Directions >> Copy each line containing the word "rising" from the records that follow, please.

[Excerpts from a figure dataset]

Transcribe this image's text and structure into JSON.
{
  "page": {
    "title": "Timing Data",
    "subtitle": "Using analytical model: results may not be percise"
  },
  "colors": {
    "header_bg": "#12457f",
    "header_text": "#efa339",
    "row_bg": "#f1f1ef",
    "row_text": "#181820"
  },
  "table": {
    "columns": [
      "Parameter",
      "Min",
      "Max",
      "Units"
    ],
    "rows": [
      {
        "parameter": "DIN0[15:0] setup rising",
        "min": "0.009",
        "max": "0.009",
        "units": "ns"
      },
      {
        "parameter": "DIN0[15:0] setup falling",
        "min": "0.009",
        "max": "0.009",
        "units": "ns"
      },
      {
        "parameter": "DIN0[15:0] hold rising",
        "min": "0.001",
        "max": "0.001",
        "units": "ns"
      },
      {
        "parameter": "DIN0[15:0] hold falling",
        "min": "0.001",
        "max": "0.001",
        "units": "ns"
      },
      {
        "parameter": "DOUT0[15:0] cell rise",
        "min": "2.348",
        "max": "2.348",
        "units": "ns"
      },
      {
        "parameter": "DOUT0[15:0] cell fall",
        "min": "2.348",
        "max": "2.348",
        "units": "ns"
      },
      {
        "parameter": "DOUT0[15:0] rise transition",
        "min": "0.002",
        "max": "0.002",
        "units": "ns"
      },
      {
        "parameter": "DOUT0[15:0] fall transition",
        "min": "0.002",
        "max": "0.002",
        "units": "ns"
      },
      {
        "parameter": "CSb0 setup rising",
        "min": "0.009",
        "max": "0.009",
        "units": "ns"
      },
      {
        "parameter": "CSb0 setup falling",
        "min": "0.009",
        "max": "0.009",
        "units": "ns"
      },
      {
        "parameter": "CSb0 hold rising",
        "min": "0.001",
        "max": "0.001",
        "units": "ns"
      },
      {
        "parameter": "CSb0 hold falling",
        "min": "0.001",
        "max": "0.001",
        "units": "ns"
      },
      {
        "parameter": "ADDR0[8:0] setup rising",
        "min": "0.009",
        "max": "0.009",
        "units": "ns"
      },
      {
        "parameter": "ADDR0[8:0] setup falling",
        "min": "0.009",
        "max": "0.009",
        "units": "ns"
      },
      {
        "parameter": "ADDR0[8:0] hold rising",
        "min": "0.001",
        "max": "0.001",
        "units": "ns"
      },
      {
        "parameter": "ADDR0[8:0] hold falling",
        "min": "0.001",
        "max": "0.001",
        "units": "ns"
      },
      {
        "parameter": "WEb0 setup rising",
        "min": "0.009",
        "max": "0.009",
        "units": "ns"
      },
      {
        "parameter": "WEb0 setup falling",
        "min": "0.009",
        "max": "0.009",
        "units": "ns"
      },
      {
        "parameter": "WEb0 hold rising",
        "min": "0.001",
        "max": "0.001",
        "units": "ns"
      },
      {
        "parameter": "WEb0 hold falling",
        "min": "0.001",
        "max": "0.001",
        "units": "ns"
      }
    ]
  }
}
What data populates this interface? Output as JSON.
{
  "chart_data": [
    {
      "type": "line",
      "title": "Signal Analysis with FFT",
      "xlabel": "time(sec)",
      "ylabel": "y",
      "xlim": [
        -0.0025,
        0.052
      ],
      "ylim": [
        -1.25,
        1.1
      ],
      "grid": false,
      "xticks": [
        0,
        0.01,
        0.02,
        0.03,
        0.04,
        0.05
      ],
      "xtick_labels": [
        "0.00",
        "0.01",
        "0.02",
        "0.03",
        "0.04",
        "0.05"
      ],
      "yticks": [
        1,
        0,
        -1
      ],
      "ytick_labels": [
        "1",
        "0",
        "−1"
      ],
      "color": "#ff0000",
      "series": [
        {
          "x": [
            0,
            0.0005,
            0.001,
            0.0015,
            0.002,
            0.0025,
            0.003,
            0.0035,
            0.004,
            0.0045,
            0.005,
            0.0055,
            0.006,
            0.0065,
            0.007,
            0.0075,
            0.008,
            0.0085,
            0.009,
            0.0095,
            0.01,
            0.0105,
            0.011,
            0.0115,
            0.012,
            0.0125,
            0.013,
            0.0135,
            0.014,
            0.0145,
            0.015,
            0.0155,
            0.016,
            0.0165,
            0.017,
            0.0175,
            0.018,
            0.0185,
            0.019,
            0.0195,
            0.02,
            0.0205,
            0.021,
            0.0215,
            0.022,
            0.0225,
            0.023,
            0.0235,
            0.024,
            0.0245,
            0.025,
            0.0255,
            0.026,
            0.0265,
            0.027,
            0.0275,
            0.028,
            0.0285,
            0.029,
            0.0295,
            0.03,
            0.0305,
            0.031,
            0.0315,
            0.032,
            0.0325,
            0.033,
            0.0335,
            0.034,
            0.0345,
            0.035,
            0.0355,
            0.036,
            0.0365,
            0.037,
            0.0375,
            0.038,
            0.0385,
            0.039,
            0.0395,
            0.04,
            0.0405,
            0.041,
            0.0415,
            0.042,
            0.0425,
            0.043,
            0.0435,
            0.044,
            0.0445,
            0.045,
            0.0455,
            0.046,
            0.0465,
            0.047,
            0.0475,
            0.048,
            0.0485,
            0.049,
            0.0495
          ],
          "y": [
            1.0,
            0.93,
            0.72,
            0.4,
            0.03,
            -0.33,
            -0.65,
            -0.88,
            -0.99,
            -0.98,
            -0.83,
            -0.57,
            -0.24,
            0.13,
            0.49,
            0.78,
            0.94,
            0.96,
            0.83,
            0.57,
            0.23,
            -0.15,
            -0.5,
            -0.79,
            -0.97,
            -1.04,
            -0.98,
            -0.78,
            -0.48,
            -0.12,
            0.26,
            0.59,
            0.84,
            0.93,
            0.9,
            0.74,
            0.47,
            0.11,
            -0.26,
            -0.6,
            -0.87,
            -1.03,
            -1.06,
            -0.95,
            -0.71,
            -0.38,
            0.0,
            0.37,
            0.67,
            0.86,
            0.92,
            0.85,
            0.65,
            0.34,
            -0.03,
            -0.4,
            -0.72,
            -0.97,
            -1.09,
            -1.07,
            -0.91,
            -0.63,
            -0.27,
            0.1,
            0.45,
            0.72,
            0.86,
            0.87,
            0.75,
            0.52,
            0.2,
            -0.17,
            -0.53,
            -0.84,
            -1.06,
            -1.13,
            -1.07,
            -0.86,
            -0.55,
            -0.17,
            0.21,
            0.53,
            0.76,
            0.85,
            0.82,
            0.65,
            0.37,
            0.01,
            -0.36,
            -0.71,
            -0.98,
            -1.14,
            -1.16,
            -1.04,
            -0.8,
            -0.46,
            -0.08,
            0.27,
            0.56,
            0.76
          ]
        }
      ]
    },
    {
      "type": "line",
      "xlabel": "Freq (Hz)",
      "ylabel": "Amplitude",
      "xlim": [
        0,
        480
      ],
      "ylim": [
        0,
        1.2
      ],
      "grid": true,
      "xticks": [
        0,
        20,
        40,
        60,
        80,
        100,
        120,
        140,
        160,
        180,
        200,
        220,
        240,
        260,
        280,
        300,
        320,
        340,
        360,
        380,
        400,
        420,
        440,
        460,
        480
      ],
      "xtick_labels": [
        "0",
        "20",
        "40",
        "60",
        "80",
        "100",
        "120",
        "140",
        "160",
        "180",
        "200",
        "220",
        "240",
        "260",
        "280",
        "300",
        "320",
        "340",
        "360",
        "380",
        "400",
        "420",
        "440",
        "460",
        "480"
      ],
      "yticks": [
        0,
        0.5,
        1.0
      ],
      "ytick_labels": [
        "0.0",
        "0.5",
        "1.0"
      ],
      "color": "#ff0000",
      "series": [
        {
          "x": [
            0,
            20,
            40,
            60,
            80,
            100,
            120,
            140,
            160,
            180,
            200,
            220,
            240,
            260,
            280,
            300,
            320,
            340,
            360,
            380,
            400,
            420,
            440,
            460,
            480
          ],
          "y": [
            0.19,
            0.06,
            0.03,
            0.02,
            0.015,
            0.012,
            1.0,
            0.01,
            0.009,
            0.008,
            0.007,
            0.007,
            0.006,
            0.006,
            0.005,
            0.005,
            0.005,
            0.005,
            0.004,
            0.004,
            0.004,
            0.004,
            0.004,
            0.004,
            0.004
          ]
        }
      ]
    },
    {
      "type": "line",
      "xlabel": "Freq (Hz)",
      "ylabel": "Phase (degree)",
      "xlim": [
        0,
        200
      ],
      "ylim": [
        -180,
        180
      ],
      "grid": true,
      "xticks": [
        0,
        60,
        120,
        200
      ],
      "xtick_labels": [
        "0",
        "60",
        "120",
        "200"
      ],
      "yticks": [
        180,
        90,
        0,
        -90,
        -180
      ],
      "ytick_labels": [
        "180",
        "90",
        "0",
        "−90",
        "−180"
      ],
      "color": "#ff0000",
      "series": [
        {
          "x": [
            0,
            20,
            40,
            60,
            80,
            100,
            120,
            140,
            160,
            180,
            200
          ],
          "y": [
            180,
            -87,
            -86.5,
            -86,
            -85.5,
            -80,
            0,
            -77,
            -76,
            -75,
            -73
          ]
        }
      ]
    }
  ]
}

Answer to this exercise >>
        "parameter": "DIN0[15:0] setup rising",
        "parameter": "DIN0[15:0] hold rising",
        "parameter": "CSb0 setup rising",
        "parameter": "CSb0 hold rising",
        "parameter": "ADDR0[8:0] setup rising",
        "parameter": "ADDR0[8:0] hold rising",
        "parameter": "WEb0 setup rising",
        "parameter": "WEb0 hold rising",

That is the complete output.